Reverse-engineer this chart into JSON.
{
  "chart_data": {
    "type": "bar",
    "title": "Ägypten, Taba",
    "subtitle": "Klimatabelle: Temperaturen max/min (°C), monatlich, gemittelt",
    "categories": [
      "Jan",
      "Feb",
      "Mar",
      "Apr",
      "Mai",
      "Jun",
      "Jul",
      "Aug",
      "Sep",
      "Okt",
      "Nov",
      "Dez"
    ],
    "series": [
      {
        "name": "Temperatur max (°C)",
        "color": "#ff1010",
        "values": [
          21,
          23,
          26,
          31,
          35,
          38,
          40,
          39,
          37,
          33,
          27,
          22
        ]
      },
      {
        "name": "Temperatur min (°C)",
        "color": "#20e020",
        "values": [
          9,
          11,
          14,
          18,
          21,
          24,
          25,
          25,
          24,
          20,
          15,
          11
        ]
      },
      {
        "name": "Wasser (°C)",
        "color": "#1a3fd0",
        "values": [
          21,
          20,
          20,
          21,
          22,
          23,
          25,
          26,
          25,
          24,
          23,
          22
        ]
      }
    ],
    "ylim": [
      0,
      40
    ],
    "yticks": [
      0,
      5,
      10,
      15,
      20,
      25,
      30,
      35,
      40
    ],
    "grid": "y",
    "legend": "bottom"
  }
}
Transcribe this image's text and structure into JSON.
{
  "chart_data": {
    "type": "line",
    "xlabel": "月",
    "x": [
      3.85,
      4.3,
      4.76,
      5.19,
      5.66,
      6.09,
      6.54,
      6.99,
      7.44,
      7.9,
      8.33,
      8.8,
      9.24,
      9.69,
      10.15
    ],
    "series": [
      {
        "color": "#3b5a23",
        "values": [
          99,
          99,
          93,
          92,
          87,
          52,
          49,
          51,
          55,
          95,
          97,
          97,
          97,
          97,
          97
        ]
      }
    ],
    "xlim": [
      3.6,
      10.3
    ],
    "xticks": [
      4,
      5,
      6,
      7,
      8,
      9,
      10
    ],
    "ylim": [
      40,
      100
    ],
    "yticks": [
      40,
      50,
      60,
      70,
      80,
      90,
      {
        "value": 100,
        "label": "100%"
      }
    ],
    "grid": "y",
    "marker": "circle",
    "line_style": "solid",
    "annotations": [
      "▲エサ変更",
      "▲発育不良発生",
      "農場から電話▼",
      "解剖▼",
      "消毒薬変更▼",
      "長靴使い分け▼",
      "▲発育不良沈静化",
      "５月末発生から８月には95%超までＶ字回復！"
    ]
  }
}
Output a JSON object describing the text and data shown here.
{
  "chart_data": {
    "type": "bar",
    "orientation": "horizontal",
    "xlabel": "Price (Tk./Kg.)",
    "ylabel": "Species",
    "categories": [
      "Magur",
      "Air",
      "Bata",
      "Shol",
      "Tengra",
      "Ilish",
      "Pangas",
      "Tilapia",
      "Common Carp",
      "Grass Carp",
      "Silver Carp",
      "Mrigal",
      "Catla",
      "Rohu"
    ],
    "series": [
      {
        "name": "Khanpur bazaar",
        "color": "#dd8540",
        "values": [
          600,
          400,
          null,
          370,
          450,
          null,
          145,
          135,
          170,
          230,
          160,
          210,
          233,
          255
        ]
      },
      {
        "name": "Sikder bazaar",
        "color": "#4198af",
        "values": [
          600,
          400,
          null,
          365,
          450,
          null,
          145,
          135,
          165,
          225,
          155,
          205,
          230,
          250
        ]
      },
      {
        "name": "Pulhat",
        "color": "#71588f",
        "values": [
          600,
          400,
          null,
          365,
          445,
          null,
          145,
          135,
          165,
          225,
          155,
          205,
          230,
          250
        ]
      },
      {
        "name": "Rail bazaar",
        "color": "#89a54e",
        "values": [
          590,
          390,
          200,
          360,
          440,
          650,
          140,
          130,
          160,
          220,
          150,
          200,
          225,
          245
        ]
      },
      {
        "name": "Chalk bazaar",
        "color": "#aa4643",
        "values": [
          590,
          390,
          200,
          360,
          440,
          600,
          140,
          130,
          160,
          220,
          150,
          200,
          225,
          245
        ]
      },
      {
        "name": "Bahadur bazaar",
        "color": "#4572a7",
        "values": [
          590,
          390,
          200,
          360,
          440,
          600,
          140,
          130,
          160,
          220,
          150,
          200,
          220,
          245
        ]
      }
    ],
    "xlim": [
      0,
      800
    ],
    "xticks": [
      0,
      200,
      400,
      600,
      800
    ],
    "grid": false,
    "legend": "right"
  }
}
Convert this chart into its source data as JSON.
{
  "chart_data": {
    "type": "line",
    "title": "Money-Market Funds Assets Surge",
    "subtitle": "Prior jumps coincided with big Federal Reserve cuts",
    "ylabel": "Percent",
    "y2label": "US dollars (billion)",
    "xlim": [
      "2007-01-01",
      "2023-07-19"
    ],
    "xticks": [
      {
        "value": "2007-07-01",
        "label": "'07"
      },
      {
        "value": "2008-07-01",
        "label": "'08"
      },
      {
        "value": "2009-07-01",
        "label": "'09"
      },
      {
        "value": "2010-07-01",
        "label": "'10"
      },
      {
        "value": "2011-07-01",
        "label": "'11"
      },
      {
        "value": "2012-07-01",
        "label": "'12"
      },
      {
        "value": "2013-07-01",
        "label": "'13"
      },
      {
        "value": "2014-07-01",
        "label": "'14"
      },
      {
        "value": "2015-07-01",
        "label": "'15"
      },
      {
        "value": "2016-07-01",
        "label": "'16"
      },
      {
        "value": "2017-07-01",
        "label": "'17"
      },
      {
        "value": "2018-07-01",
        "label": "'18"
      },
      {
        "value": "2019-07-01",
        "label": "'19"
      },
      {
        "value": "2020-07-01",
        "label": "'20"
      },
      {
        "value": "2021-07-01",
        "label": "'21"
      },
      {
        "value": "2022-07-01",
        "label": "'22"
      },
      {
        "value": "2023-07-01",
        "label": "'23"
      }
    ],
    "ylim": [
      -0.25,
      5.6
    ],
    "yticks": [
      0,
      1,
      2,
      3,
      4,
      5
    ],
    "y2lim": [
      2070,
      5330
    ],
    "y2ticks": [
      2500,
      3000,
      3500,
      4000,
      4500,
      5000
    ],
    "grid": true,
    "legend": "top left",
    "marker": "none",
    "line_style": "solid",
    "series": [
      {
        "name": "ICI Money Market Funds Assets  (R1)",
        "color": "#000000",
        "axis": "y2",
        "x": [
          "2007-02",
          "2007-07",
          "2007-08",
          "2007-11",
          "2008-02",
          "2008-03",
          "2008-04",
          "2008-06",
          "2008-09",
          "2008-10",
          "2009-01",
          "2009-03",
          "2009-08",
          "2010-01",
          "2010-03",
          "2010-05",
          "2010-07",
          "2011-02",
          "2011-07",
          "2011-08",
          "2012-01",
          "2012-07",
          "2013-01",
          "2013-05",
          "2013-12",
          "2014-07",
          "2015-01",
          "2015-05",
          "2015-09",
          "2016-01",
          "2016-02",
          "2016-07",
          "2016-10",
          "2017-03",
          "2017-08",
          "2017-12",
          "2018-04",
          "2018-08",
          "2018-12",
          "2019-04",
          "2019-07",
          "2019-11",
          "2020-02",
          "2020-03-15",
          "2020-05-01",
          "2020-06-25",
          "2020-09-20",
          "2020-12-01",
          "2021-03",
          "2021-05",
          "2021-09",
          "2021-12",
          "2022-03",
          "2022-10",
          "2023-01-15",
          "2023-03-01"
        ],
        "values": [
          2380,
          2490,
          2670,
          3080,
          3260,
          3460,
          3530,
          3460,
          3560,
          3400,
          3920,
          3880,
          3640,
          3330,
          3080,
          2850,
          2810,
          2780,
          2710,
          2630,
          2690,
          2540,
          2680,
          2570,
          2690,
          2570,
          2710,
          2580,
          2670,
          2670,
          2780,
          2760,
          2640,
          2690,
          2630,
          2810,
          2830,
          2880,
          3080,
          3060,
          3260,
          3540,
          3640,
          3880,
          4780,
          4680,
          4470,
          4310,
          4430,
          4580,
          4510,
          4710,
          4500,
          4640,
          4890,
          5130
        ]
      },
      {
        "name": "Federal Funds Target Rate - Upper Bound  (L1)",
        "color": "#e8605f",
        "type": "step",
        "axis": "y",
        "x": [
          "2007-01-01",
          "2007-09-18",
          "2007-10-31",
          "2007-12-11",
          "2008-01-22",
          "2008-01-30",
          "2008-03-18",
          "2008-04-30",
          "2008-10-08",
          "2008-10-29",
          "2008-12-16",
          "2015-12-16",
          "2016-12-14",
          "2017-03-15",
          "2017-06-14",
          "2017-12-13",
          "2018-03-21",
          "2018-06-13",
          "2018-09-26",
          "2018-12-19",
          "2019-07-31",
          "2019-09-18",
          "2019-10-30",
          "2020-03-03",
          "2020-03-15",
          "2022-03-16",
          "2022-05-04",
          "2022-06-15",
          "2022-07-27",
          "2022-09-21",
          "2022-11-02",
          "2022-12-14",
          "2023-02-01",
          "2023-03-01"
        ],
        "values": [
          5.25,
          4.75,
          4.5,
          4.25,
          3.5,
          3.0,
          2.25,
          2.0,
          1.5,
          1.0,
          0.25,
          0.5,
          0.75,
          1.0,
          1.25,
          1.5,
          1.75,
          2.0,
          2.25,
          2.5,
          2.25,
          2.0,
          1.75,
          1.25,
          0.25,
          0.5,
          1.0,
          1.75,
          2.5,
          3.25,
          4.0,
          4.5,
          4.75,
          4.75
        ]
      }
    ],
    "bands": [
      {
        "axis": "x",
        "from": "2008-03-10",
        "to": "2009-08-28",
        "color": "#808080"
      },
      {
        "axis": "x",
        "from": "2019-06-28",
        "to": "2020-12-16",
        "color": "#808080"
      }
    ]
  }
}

## Instruction:
Find the word "Money" in the material, then list each line that holds it.

## Response to this exercise:
    "title": "Money-Market Funds Assets Surge",
        "name": "ICI Money Market Funds Assets  (R1)",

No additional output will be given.